Dataset rows about figures
********************
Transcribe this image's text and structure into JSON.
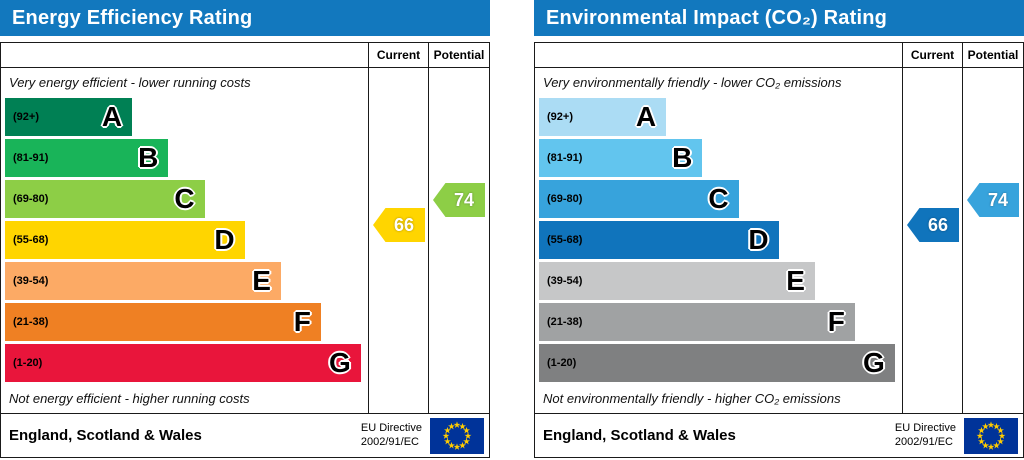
{
  "charts": [
    {
      "title": "Energy Efficiency Rating",
      "title_bg": "#1278be",
      "columns": {
        "current": "Current",
        "potential": "Potential"
      },
      "top_note": "Very energy efficient - lower running costs",
      "bottom_note": "Not energy efficient - higher running costs",
      "bands": [
        {
          "range": "(92+)",
          "letter": "A",
          "min": 92,
          "max": 100,
          "color": "#008054",
          "width_pct": 35
        },
        {
          "range": "(81-91)",
          "letter": "B",
          "min": 81,
          "max": 91,
          "color": "#19b459",
          "width_pct": 45
        },
        {
          "range": "(69-80)",
          "letter": "C",
          "min": 69,
          "max": 80,
          "color": "#8dce46",
          "width_pct": 55
        },
        {
          "range": "(55-68)",
          "letter": "D",
          "min": 55,
          "max": 68,
          "color": "#ffd500",
          "width_pct": 66
        },
        {
          "range": "(39-54)",
          "letter": "E",
          "min": 39,
          "max": 54,
          "color": "#fcaa65",
          "width_pct": 76
        },
        {
          "range": "(21-38)",
          "letter": "F",
          "min": 21,
          "max": 38,
          "color": "#ef8023",
          "width_pct": 87
        },
        {
          "range": "(1-20)",
          "letter": "G",
          "min": 1,
          "max": 20,
          "color": "#e9153b",
          "width_pct": 98
        }
      ],
      "current_value": 66,
      "potential_value": 74,
      "footer": {
        "region": "England, Scotland & Wales",
        "directive_line1": "EU Directive",
        "directive_line2": "2002/91/EC"
      }
    },
    {
      "title": "Environmental Impact (CO₂) Rating",
      "title_bg": "#1278be",
      "columns": {
        "current": "Current",
        "potential": "Potential"
      },
      "top_note": "Very environmentally friendly - lower CO₂ emissions",
      "bottom_note": "Not environmentally friendly - higher CO₂ emissions",
      "bands": [
        {
          "range": "(92+)",
          "letter": "A",
          "min": 92,
          "max": 100,
          "color": "#abdcf4",
          "width_pct": 35
        },
        {
          "range": "(81-91)",
          "letter": "B",
          "min": 81,
          "max": 91,
          "color": "#62c5ee",
          "width_pct": 45
        },
        {
          "range": "(69-80)",
          "letter": "C",
          "min": 69,
          "max": 80,
          "color": "#37a3dc",
          "width_pct": 55
        },
        {
          "range": "(55-68)",
          "letter": "D",
          "min": 55,
          "max": 68,
          "color": "#1074bc",
          "width_pct": 66
        },
        {
          "range": "(39-54)",
          "letter": "E",
          "min": 39,
          "max": 54,
          "color": "#c6c7c8",
          "width_pct": 76
        },
        {
          "range": "(21-38)",
          "letter": "F",
          "min": 21,
          "max": 38,
          "color": "#a0a2a3",
          "width_pct": 87
        },
        {
          "range": "(1-20)",
          "letter": "G",
          "min": 1,
          "max": 20,
          "color": "#7f8081",
          "width_pct": 98
        }
      ],
      "current_value": 66,
      "potential_value": 74,
      "footer": {
        "region": "England, Scotland & Wales",
        "directive_line1": "EU Directive",
        "directive_line2": "2002/91/EC"
      }
    }
  ],
  "chart_data": [
    {
      "type": "bar",
      "title": "Energy Efficiency Rating",
      "categories": [
        "A (92+)",
        "B (81-91)",
        "C (69-80)",
        "D (55-68)",
        "E (39-54)",
        "F (21-38)",
        "G (1-20)"
      ],
      "series": [
        {
          "name": "Current",
          "values": [
            66
          ],
          "band": "D"
        },
        {
          "name": "Potential",
          "values": [
            74
          ],
          "band": "C"
        }
      ],
      "scale": [
        1,
        100
      ],
      "top_label": "Very energy efficient - lower running costs",
      "bottom_label": "Not energy efficient - higher running costs"
    },
    {
      "type": "bar",
      "title": "Environmental Impact (CO₂) Rating",
      "categories": [
        "A (92+)",
        "B (81-91)",
        "C (69-80)",
        "D (55-68)",
        "E (39-54)",
        "F (21-38)",
        "G (1-20)"
      ],
      "series": [
        {
          "name": "Current",
          "values": [
            66
          ],
          "band": "D"
        },
        {
          "name": "Potential",
          "values": [
            74
          ],
          "band": "C"
        }
      ],
      "scale": [
        1,
        100
      ],
      "top_label": "Very environmentally friendly - lower CO₂ emissions",
      "bottom_label": "Not environmentally friendly - higher CO₂ emissions"
    }
  ]
}
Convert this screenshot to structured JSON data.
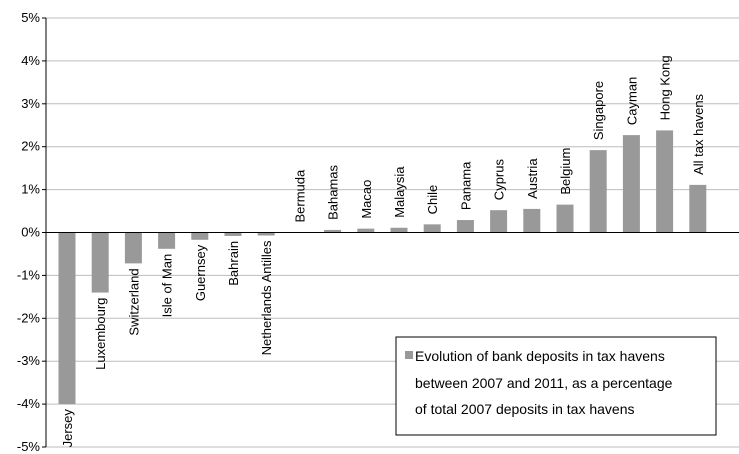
********************
» What the exercise asks
Extract, from the listing above, every line where the string "costs" occurs.

» Result below
      "top_note": "Very energy efficient - lower running costs",
      "bottom_note": "Not energy efficient - higher running costs",
      "top_label": "Very energy efficient - lower running costs",
      "bottom_label": "Not energy efficient - higher running costs"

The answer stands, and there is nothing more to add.